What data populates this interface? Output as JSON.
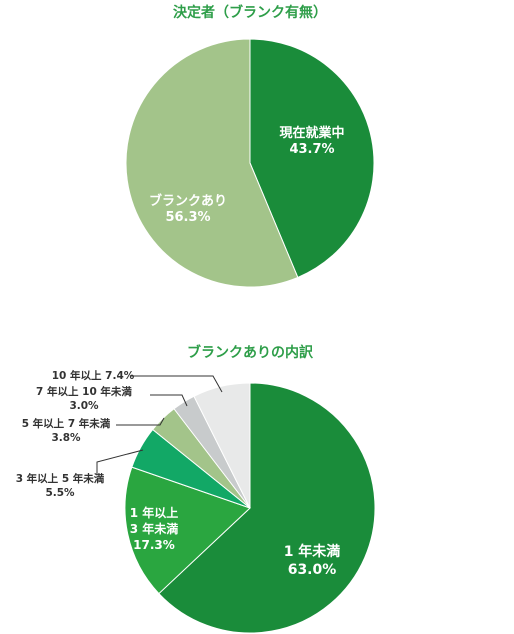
{
  "chart_data": [
    {
      "type": "pie",
      "title": "決定者（ブランク有無）",
      "slices": [
        {
          "label_lines": [
            "現在就業中"
          ],
          "value": 43.7,
          "value_text": "43.7%",
          "color": "#1a8c3a"
        },
        {
          "label_lines": [
            "ブランクあり"
          ],
          "value": 56.3,
          "value_text": "56.3%",
          "color": "#a3c48a"
        }
      ]
    },
    {
      "type": "pie",
      "title": "ブランクありの内訳",
      "slices": [
        {
          "label_lines": [
            "1 年未満"
          ],
          "value": 63.0,
          "value_text": "63.0%",
          "color": "#1a8c3a"
        },
        {
          "label_lines": [
            "1 年以上",
            "3 年未満"
          ],
          "value": 17.3,
          "value_text": "17.3%",
          "color": "#2aa640"
        },
        {
          "label_lines": [
            "3 年以上 5 年未満"
          ],
          "value": 5.5,
          "value_text": "5.5%",
          "color": "#12a866"
        },
        {
          "label_lines": [
            "5 年以上 7 年未満"
          ],
          "value": 3.8,
          "value_text": "3.8%",
          "color": "#a3c48a"
        },
        {
          "label_lines": [
            "7 年以上 10 年未満"
          ],
          "value": 3.0,
          "value_text": "3.0%",
          "color": "#c8cbcc"
        },
        {
          "label_lines": [
            "10 年以上"
          ],
          "value": 7.4,
          "value_text": "7.4%",
          "color": "#e8e9e9"
        }
      ]
    }
  ]
}
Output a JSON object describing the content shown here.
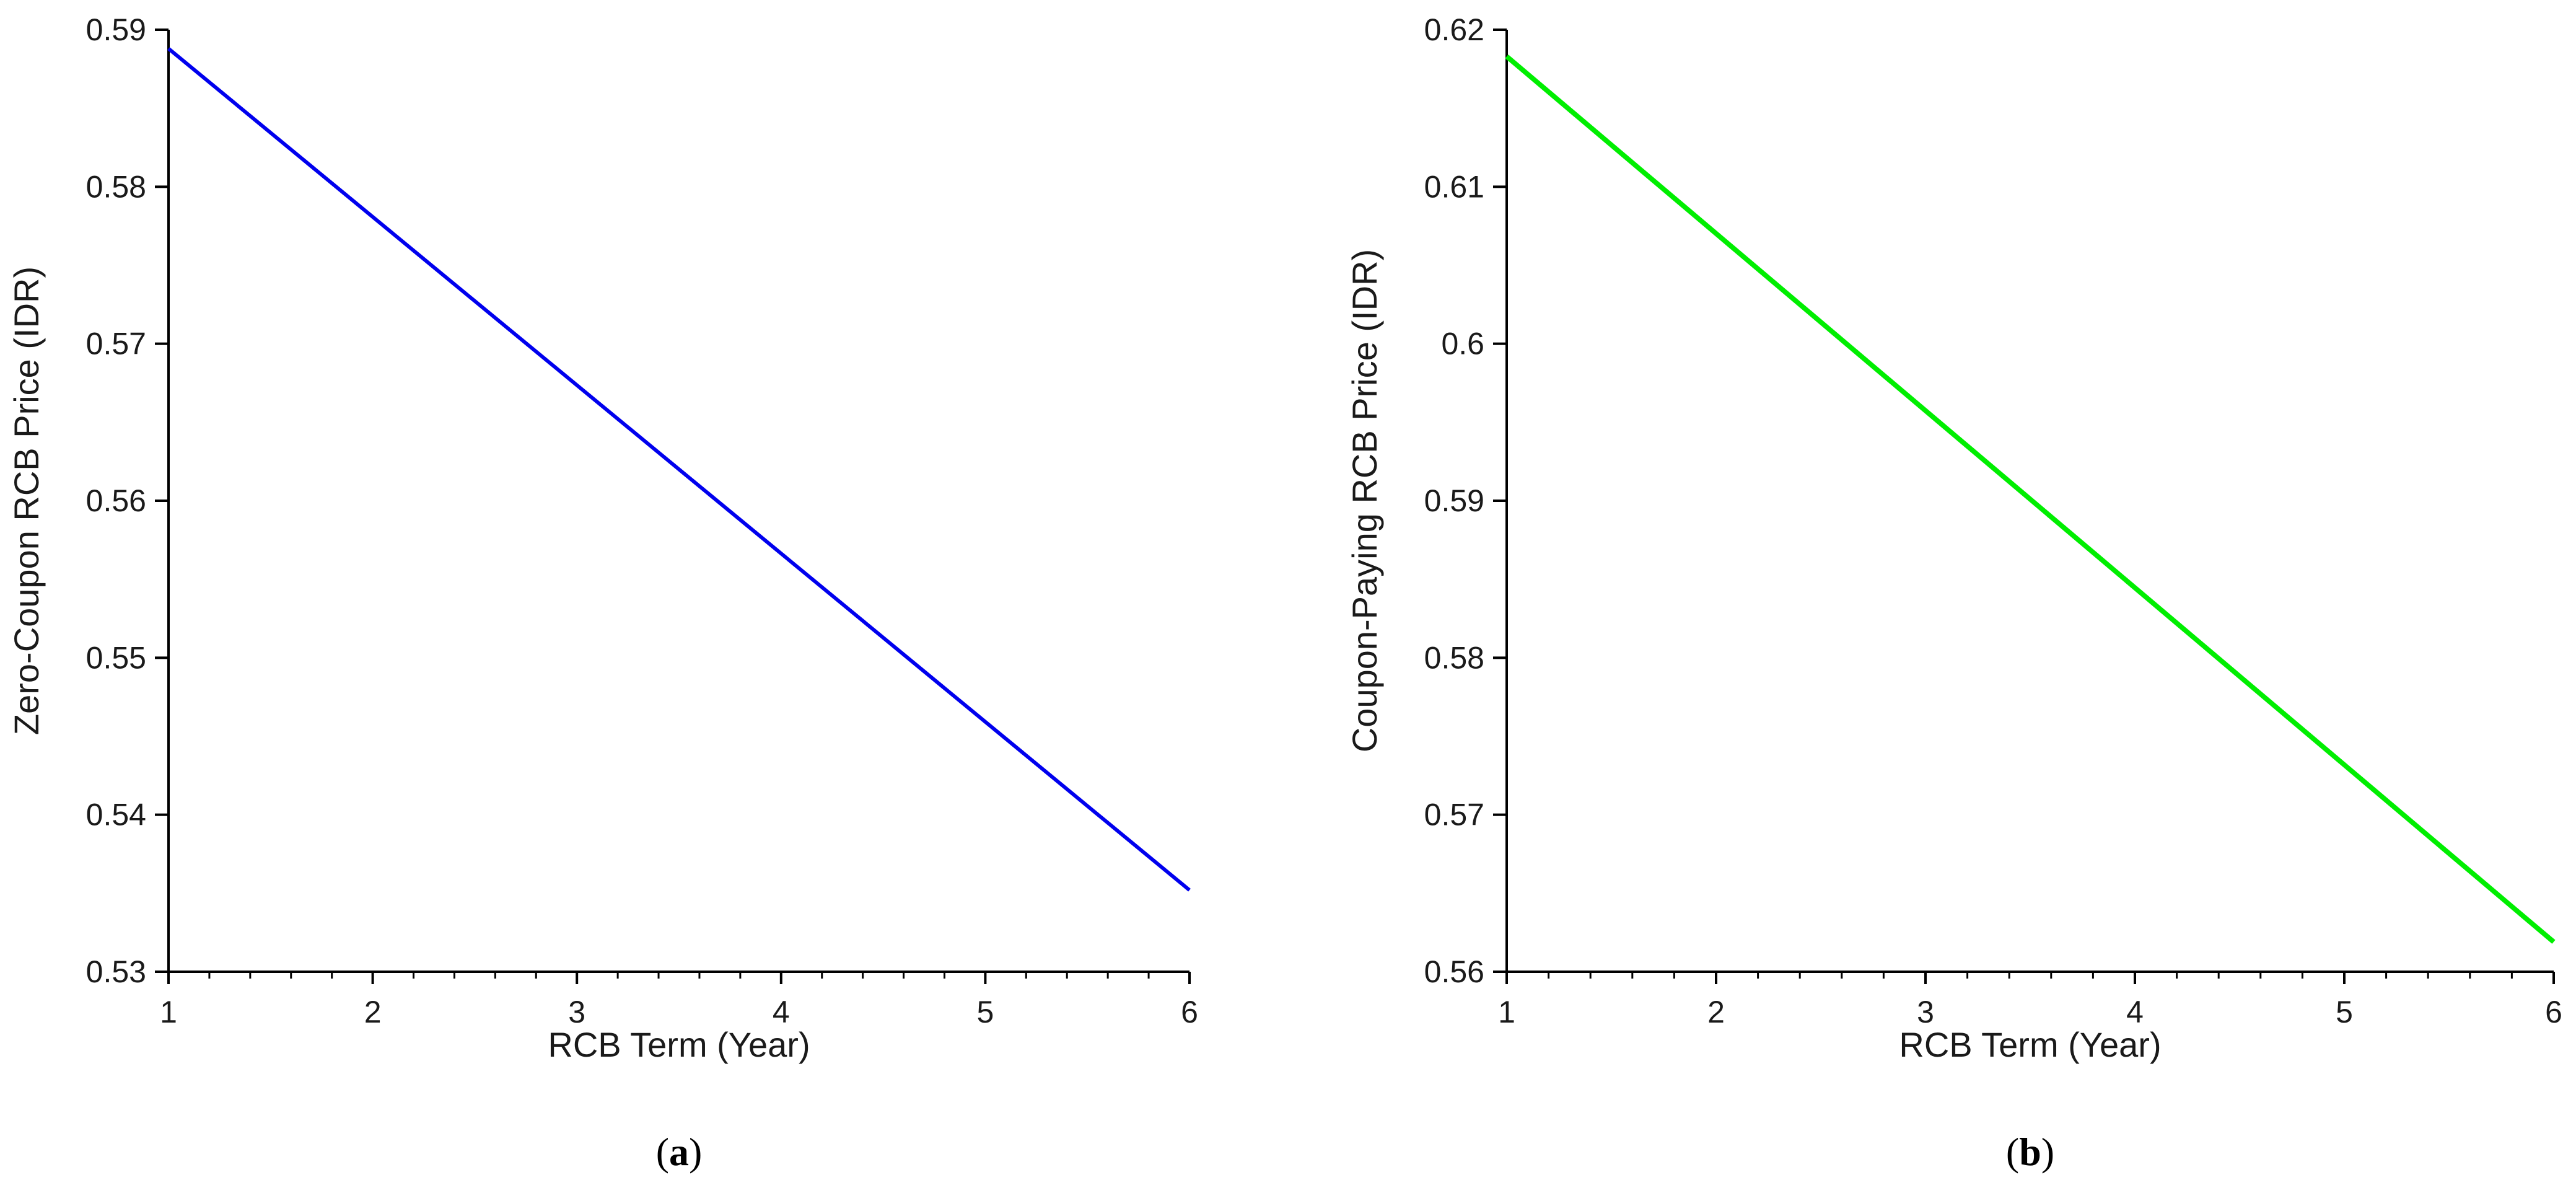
{
  "chart_data": [
    {
      "type": "line",
      "panel_label": "a",
      "title": "",
      "xlabel": "RCB Term (Year)",
      "ylabel": "Zero-Coupon RCB Price (IDR)",
      "xlim": [
        1,
        6
      ],
      "ylim": [
        0.53,
        0.59
      ],
      "x_ticks": [
        1,
        2,
        3,
        4,
        5,
        6
      ],
      "y_ticks": [
        0.53,
        0.54,
        0.55,
        0.56,
        0.57,
        0.58,
        0.59
      ],
      "x_tick_labels": [
        "1",
        "2",
        "3",
        "4",
        "5",
        "6"
      ],
      "y_tick_labels": [
        "0.53",
        "0.54",
        "0.55",
        "0.56",
        "0.57",
        "0.58",
        "0.59"
      ],
      "grid": false,
      "series": [
        {
          "name": "Zero-Coupon RCB Price",
          "color": "#0000ee",
          "x": [
            1,
            6
          ],
          "y": [
            0.5888,
            0.5352
          ]
        }
      ]
    },
    {
      "type": "line",
      "panel_label": "b",
      "title": "",
      "xlabel": "RCB Term (Year)",
      "ylabel": "Coupon-Paying RCB Price (IDR)",
      "xlim": [
        1,
        6
      ],
      "ylim": [
        0.56,
        0.62
      ],
      "x_ticks": [
        1,
        2,
        3,
        4,
        5,
        6
      ],
      "y_ticks": [
        0.56,
        0.57,
        0.58,
        0.59,
        0.6,
        0.61,
        0.62
      ],
      "x_tick_labels": [
        "1",
        "2",
        "3",
        "4",
        "5",
        "6"
      ],
      "y_tick_labels": [
        "0.56",
        "0.57",
        "0.58",
        "0.59",
        "0.6",
        "0.61",
        "0.62"
      ],
      "grid": false,
      "series": [
        {
          "name": "Coupon-Paying RCB Price",
          "color": "#00ee00",
          "x": [
            1,
            6
          ],
          "y": [
            0.6183,
            0.5619
          ]
        }
      ]
    }
  ]
}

What to produce: Identify lines with the string "color". Copy each one.

Problem solution:
          "color": "#1a8c3a"
          "color": "#a3c48a"
          "color": "#1a8c3a"
          "color": "#2aa640"
          "color": "#12a866"
          "color": "#a3c48a"
          "color": "#c8cbcc"
          "color": "#e8e9e9"
          "color": "#0000ee",
          "color": "#00ee00",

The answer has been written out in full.